[Lines of data]
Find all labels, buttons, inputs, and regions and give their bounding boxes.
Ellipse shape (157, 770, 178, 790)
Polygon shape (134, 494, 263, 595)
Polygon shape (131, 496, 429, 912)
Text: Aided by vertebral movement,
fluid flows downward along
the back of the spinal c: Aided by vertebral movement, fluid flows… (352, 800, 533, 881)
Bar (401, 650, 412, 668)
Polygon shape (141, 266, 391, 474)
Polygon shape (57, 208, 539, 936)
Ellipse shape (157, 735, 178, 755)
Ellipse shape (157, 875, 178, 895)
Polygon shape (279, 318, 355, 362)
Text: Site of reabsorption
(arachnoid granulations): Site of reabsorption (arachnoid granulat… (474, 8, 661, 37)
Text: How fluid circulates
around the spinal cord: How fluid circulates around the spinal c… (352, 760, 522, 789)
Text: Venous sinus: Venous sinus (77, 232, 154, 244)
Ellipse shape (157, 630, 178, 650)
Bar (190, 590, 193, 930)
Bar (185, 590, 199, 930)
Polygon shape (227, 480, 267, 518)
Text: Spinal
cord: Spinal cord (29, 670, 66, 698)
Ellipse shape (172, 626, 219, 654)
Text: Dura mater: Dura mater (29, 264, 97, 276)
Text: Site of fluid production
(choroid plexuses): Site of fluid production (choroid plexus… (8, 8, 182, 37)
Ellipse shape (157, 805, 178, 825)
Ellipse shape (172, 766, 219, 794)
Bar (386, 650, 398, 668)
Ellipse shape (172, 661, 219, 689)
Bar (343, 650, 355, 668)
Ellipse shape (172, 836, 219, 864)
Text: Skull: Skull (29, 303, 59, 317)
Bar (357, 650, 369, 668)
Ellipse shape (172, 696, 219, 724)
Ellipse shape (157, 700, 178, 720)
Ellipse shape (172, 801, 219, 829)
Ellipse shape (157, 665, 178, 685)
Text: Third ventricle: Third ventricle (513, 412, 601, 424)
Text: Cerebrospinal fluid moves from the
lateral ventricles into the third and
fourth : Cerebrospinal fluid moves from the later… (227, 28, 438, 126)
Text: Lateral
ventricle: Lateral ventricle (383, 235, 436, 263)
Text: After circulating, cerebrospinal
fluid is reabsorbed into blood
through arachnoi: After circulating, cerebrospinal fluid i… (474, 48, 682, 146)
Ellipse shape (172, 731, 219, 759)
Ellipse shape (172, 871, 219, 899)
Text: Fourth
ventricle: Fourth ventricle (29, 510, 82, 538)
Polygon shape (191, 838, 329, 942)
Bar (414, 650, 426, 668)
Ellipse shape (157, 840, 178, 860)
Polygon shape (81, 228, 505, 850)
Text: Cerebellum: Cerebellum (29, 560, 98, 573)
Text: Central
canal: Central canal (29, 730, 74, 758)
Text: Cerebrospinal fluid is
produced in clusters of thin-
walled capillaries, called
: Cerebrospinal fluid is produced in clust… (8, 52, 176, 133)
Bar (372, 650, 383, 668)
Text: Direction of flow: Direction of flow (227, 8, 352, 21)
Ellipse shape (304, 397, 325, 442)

## TO DO
Reproduce every line of the data above without changes.

## THE SOLUTION
Find all labels, buttons, inputs, and regions and give their bounding boxes.
Ellipse shape (157, 770, 178, 790)
Polygon shape (134, 494, 263, 595)
Polygon shape (131, 496, 429, 912)
Text: Aided by vertebral movement,
fluid flows downward along
the back of the spinal c: Aided by vertebral movement, fluid flows… (352, 800, 533, 881)
Bar (401, 650, 412, 668)
Polygon shape (141, 266, 391, 474)
Polygon shape (57, 208, 539, 936)
Ellipse shape (157, 735, 178, 755)
Ellipse shape (157, 875, 178, 895)
Polygon shape (279, 318, 355, 362)
Text: Site of reabsorption
(arachnoid granulations): Site of reabsorption (arachnoid granulat… (474, 8, 661, 37)
Text: How fluid circulates
around the spinal cord: How fluid circulates around the spinal c… (352, 760, 522, 789)
Text: Venous sinus: Venous sinus (77, 232, 154, 244)
Ellipse shape (157, 630, 178, 650)
Bar (190, 590, 193, 930)
Bar (185, 590, 199, 930)
Polygon shape (227, 480, 267, 518)
Text: Spinal
cord: Spinal cord (29, 670, 66, 698)
Ellipse shape (172, 626, 219, 654)
Text: Dura mater: Dura mater (29, 264, 97, 276)
Text: Site of fluid production
(choroid plexuses): Site of fluid production (choroid plexus… (8, 8, 182, 37)
Ellipse shape (157, 805, 178, 825)
Ellipse shape (172, 766, 219, 794)
Bar (386, 650, 398, 668)
Ellipse shape (172, 661, 219, 689)
Bar (343, 650, 355, 668)
Ellipse shape (172, 836, 219, 864)
Text: Skull: Skull (29, 303, 59, 317)
Bar (357, 650, 369, 668)
Ellipse shape (172, 696, 219, 724)
Ellipse shape (157, 700, 178, 720)
Ellipse shape (172, 801, 219, 829)
Ellipse shape (157, 665, 178, 685)
Text: Third ventricle: Third ventricle (513, 412, 601, 424)
Text: Cerebrospinal fluid moves from the
lateral ventricles into the third and
fourth : Cerebrospinal fluid moves from the later… (227, 28, 438, 126)
Text: Lateral
ventricle: Lateral ventricle (383, 235, 436, 263)
Text: After circulating, cerebrospinal
fluid is reabsorbed into blood
through arachnoi: After circulating, cerebrospinal fluid i… (474, 48, 682, 146)
Ellipse shape (172, 731, 219, 759)
Ellipse shape (172, 871, 219, 899)
Text: Fourth
ventricle: Fourth ventricle (29, 510, 82, 538)
Polygon shape (191, 838, 329, 942)
Bar (414, 650, 426, 668)
Ellipse shape (157, 840, 178, 860)
Polygon shape (81, 228, 505, 850)
Text: Cerebellum: Cerebellum (29, 560, 98, 573)
Text: Central
canal: Central canal (29, 730, 74, 758)
Text: Cerebrospinal fluid is
produced in clusters of thin-
walled capillaries, called
: Cerebrospinal fluid is produced in clust… (8, 52, 176, 133)
Bar (372, 650, 383, 668)
Text: Direction of flow: Direction of flow (227, 8, 352, 21)
Ellipse shape (304, 397, 325, 442)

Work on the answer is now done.